◆ **Task**
Count each line below that has "Storyboard" anywhere in it. Answer with the total alone.

Saved entries:
○ ○ ○ ○

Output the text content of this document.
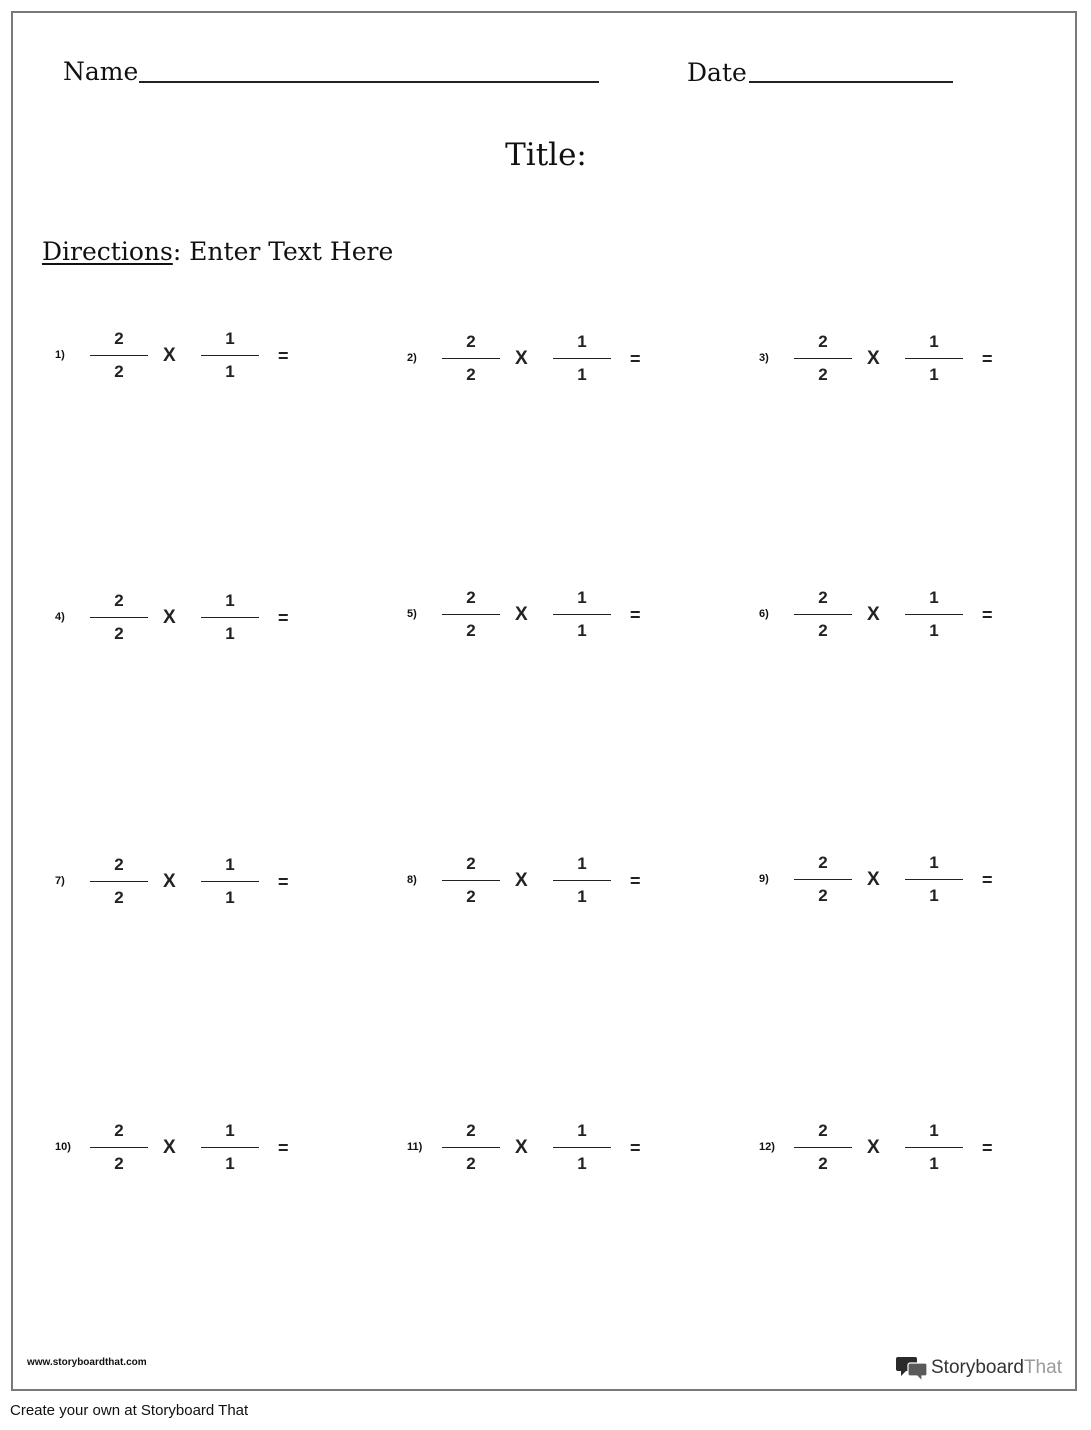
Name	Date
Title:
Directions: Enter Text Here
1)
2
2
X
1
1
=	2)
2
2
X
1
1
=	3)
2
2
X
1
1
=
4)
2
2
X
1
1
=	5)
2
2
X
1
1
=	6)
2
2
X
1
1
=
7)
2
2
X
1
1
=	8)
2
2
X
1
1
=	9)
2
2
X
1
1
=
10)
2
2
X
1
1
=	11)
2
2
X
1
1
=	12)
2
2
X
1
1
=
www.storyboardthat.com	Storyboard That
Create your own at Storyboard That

○ ○ ○ ○

◆ **Response to the task**
2